Problème posé 1: Dans les enregistrements, du début jusqu'à la ligne contenant « category-label: South Sumatra » incluse, renommez « category-label » en « province ». Redonnez ces lignes sans autre modification.

Texte extrait:
= = = = = = =

Comme administrateur, on lui doit maints travaux publics, entre autres les belles allées qui sont encore la promenade favorite des habitants de Coni.

Enfin en 1755, l'hydropisie attaqua ce corps naguère si robuste. Apprenant son état, le Roi vint lui rendre visite et lui offrir l'aide de ses médecins. Leutrum ayant répondu qu'il n'y avait plus rien à tenter, Charles Emmanuel lui offrit une sépulture honorable, avec les grands du royaume, s'il embrassait lé catholicisme. - « Il faut être ou bon Barbet ou bon catholique « - lui répondit le mourant, tout en le remerciant de ses attentions, et les deux guerriers se dirent le dernier adieu.

Le 7 mai, le baron dicta son testament, dans lequel il dit que « si debba dare sepoltura al di lui corpo colla traduzione nella valle di Luserna e nel sito contiguo a quello in cui si trovano sepolte le Eccellenze signori generali di Schulembourg ».

« Dedans le temple de Saint-Jean
Que l'on m'enterre là dedans »,

lui fait dire la chanson.

Neuf jours plus tard, Leutrum mourait et les soldats, qu'il avait tant de fois guidés à la victoire, rendirent à ses restes les derniers honneurs en les accompagnant jusqu'à ce temple du Chabas, où le général fréquentait le culte vaudois, chaque fois que ses hautes fonctions le lui permettaient.

La tombe fut creusée au pied de la chaire et couverte d'une énorme pierre sur laquelle devait être fixée, à l'aide de quatre rosettes, l'inscription funéraire que Coni lui destinait. Mais, selon la tradition, les charretiers qui la conduisaient la brisèrent, en haine de la religion, et elle ne fut pas remplacée.

= = = = = = =

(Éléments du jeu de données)
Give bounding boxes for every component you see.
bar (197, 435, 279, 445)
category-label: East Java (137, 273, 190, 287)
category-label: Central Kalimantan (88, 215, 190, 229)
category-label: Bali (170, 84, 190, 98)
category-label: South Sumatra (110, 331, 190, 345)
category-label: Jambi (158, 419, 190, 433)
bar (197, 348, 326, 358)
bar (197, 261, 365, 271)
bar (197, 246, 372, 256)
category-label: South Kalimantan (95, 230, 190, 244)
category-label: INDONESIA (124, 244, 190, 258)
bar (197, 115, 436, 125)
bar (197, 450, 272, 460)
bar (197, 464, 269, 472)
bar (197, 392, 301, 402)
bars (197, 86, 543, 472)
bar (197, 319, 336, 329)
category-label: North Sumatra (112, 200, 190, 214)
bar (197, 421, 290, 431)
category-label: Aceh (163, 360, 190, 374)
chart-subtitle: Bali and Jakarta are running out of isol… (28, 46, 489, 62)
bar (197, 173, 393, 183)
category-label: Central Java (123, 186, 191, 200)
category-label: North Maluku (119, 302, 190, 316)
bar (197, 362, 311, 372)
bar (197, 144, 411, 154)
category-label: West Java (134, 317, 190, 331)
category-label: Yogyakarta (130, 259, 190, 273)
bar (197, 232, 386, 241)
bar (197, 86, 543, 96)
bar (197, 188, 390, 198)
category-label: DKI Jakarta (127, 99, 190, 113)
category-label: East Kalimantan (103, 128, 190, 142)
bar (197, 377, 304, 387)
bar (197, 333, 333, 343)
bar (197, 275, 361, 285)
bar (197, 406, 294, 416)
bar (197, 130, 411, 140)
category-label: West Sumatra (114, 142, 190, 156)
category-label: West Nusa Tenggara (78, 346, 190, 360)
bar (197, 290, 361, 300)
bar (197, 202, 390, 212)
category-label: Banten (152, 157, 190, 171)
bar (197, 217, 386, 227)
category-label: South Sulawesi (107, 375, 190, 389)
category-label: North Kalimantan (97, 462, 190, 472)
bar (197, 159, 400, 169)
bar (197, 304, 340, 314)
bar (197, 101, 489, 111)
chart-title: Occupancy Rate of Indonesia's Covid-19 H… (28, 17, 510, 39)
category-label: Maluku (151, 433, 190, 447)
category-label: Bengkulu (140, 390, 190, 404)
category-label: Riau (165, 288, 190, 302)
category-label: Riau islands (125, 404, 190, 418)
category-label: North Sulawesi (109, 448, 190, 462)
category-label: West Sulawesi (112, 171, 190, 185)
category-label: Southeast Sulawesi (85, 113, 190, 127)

= = = = = = =

Problème posé 2: Prolongez le texte sur le général Leutrum à partir de l'endroit où il s'arrête.

Réponse rédigée 1:
Give bounding boxes for every component you see.
bar (197, 435, 279, 445)
province: East Java (137, 273, 190, 287)
province: Central Kalimantan (88, 215, 190, 229)
province: Bali (170, 84, 190, 98)
province: South Sumatra (110, 331, 190, 345)

Réponse rédigée 2:
Des fouilles qui ont été faites sur le désir du Congrès historique piémontais, donneraient raison, à cette tradition. Le corps était conservé dans une bière en zinc, entourée d'un mur de briques et recouverte de la grande pierre, sans rien qui rappelât le défunt, On y a suppléé en murant à un pilier du temple l'inscription qui lui était destinée.

Leutrum est très populaire en Piémont. Deux chansons bien connues, l'une en français, l'autre en piémontais, le célèbrent sous le nom estropié de Lutron, Lutroun, voire Du Tron.
Cuneo a, depuis quelques années, donné son nom à une caserne et à une rue de la ville.

Ce que nous avons dit de lui suffit pour faire connaître ce noble caractère et pour montrer que ce personnage méritait d'être rappelé de l'oubli, et que les Vaudois et le Piémont tout entier doivent à sa mémoire les égards et les honneurs qui lui ont manqué jusqu'ici.



L'inondation de 1728.

Le mois de mai, avec les pluies printanières et la fonte des neiges, a souvent apporté de sérieux dommages dans nos Vallées.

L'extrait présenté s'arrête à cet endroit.